## Task to complete:
All of the records below need to be copied exactly.

Raw records
--------------------------------

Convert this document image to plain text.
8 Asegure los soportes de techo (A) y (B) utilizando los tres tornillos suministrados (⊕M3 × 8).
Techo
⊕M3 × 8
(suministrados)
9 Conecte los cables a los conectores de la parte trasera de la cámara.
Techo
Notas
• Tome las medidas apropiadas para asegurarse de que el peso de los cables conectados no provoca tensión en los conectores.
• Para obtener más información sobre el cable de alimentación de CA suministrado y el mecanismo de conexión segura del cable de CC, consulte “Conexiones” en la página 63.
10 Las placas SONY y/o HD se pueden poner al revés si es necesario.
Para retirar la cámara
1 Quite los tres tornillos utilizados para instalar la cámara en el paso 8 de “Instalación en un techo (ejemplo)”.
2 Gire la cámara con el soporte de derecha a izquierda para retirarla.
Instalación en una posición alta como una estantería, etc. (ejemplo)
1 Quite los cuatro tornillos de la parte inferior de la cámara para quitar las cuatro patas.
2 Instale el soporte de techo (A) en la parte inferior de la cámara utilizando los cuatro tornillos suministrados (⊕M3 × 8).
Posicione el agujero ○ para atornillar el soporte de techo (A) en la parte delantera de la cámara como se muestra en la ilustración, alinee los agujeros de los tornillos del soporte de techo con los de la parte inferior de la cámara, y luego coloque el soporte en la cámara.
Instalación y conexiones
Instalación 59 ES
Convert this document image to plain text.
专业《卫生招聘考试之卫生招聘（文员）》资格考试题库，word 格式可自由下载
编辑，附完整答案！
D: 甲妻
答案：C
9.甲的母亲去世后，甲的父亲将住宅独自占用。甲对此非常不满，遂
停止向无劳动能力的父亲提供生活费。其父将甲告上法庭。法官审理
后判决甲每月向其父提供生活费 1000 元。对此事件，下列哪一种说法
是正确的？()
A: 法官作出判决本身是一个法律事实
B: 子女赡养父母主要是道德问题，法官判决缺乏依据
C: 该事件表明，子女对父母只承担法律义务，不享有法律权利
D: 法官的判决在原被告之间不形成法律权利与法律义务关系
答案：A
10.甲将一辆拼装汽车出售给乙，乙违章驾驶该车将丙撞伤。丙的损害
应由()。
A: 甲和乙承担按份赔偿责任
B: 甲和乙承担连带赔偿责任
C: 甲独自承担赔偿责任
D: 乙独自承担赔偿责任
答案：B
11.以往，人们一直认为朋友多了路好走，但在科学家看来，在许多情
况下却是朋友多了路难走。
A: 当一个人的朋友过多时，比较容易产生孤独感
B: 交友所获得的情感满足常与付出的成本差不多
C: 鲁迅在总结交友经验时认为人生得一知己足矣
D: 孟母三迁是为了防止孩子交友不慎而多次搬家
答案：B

--------------------------------

## Response for this exercise:
Convert this document image to plain text.
8 Asegure los soportes de techo (A) y (B) utilizando los tres tornillos suministrados (⊕M3 × 8).
Techo
⊕M3 × 8
(suministrados)
9 Conecte los cables a los conectores de la parte trasera de la cámara.
Techo
Notas
• Tome las medidas apropiadas para asegurarse de que el peso de los cables conectados no provoca tensión en los conectores.
• Para obtener más información sobre el cable de alimentación de CA suministrado y el mecanismo de conexión segura del cable de CC, consulte “Conexiones” en la página 63.
10 Las placas SONY y/o HD se pueden poner al revés si es necesario.
Para retirar la cámara
1 Quite los tres tornillos utilizados para instalar la cámara en el paso 8 de “Instalación en un techo (ejemplo)”.
2 Gire la cámara con el soporte de derecha a izquierda para retirarla.
Instalación en una posición alta como una estantería, etc. (ejemplo)
1 Quite los cuatro tornillos de la parte inferior de la cámara para quitar las cuatro patas.
2 Instale el soporte de techo (A) en la parte inferior de la cámara utilizando los cuatro tornillos suministrados (⊕M3 × 8).
Posicione el agujero ○ para atornillar el soporte de techo (A) en la parte delantera de la cámara como se muestra en la ilustración, alinee los agujeros de los tornillos del soporte de techo con los de la parte inferior de la cámara, y luego coloque el soporte en la cámara.
Instalación y conexiones
Instalación 59 ES
Convert this document image to plain text.
专业《卫生招聘考试之卫生招聘（文员）》资格考试题库，word 格式可自由下载
编辑，附完整答案！
D: 甲妻
答案：C
9.甲的母亲去世后，甲的父亲将住宅独自占用。甲对此非常不满，遂
停止向无劳动能力的父亲提供生活费。其父将甲告上法庭。法官审理
后判决甲每月向其父提供生活费 1000 元。对此事件，下列哪一种说法
是正确的？()
A: 法官作出判决本身是一个法律事实
B: 子女赡养父母主要是道德问题，法官判决缺乏依据
C: 该事件表明，子女对父母只承担法律义务，不享有法律权利
D: 法官的判决在原被告之间不形成法律权利与法律义务关系
答案：A
10.甲将一辆拼装汽车出售给乙，乙违章驾驶该车将丙撞伤。丙的损害
应由()。
A: 甲和乙承担按份赔偿责任
B: 甲和乙承担连带赔偿责任
C: 甲独自承担赔偿责任
D: 乙独自承担赔偿责任
答案：B
11.以往，人们一直认为朋友多了路好走，但在科学家看来，在许多情
况下却是朋友多了路难走。
A: 当一个人的朋友过多时，比较容易产生孤独感
B: 交友所获得的情感满足常与付出的成本差不多
C: 鲁迅在总结交友经验时认为人生得一知己足矣
D: 孟母三迁是为了防止孩子交友不慎而多次搬家
答案：B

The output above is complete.